Omit all pictures. Quote the lines from the one with "Transcribe this image's" through the end of the listing below, exactly as they appear.
==== Recorded data
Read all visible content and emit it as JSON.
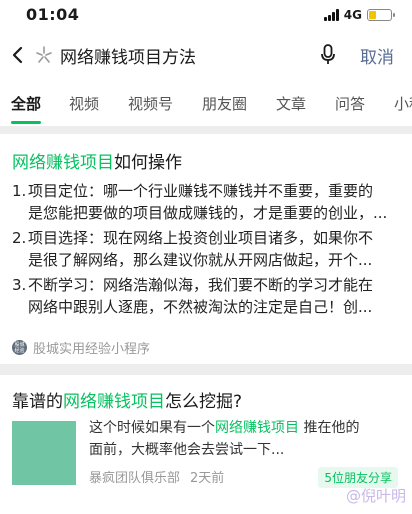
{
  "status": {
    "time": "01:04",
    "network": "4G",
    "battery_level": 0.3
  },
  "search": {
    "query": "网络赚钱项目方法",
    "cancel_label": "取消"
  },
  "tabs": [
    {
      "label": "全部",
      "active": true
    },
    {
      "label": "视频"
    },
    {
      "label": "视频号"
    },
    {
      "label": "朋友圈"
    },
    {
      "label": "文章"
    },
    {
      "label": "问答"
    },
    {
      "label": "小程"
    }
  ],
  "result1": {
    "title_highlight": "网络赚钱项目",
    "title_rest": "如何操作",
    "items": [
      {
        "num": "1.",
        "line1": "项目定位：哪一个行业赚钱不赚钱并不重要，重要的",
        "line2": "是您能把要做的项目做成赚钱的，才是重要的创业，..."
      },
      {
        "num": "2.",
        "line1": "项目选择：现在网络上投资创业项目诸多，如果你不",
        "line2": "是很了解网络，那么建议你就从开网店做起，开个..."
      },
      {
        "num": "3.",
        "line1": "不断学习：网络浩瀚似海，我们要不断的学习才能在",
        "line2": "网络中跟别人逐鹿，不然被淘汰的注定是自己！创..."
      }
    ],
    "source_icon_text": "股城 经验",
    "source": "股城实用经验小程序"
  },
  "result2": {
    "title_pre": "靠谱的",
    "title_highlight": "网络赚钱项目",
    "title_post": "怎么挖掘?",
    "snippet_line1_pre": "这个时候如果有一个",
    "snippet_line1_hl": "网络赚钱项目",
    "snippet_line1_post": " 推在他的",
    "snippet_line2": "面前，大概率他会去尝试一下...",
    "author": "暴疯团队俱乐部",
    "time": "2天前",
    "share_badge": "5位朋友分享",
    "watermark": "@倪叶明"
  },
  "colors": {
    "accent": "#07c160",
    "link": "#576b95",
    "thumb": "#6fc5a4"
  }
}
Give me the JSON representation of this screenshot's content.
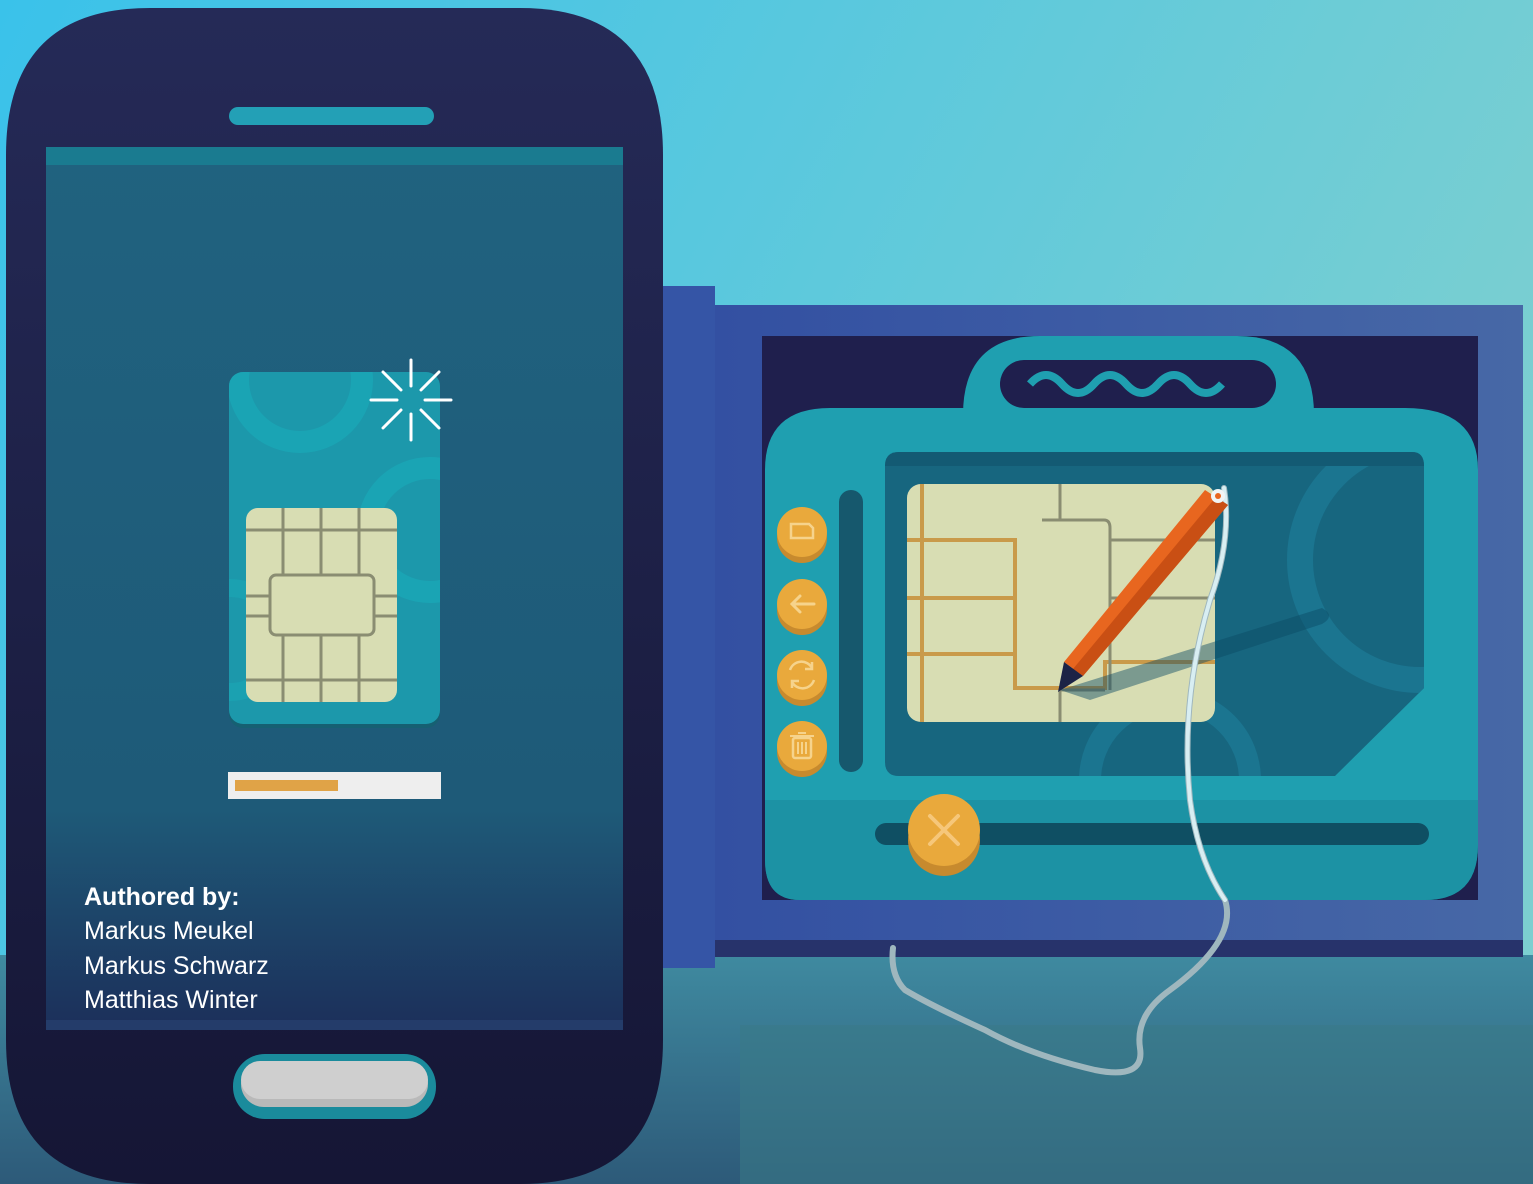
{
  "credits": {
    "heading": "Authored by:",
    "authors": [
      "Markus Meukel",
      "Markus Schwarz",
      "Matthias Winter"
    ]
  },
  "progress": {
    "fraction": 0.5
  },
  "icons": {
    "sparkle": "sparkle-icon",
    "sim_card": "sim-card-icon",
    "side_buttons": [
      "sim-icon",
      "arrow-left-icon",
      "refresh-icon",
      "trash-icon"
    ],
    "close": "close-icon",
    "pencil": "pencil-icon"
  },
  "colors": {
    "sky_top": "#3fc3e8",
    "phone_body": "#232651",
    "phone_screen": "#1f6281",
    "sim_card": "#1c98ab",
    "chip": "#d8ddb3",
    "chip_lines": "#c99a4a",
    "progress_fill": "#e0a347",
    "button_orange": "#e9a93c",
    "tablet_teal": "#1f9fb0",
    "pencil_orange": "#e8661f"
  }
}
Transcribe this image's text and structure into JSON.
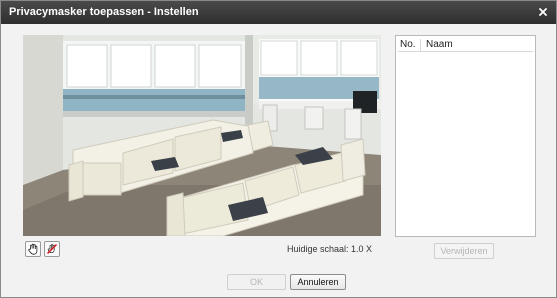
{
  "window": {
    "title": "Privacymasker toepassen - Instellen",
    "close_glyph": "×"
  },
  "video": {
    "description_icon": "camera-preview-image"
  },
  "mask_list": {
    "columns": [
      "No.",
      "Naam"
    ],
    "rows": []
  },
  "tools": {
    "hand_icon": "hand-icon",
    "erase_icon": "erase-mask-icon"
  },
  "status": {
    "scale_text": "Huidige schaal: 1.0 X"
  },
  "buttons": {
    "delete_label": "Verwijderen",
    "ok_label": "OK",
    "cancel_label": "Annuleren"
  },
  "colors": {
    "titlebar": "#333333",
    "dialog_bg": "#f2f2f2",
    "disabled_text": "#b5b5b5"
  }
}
========
* **Worked solution**
Transcribe this image's text and structure into JSON.
{
  "window": {
    "title": "Privacymasker toepassen - Instellen",
    "close_glyph": "×"
  },
  "video": {
    "description_icon": "camera-preview-image"
  },
  "mask_list": {
    "columns": [
      "No.",
      "Naam"
    ],
    "rows": []
  },
  "tools": {
    "hand_icon": "hand-icon",
    "erase_icon": "erase-mask-icon"
  },
  "status": {
    "scale_text": "Huidige schaal: 1.0 X"
  },
  "buttons": {
    "delete_label": "Verwijderen",
    "ok_label": "OK",
    "cancel_label": "Annuleren"
  },
  "colors": {
    "titlebar": "#333333",
    "dialog_bg": "#f2f2f2",
    "disabled_text": "#b5b5b5"
  }
}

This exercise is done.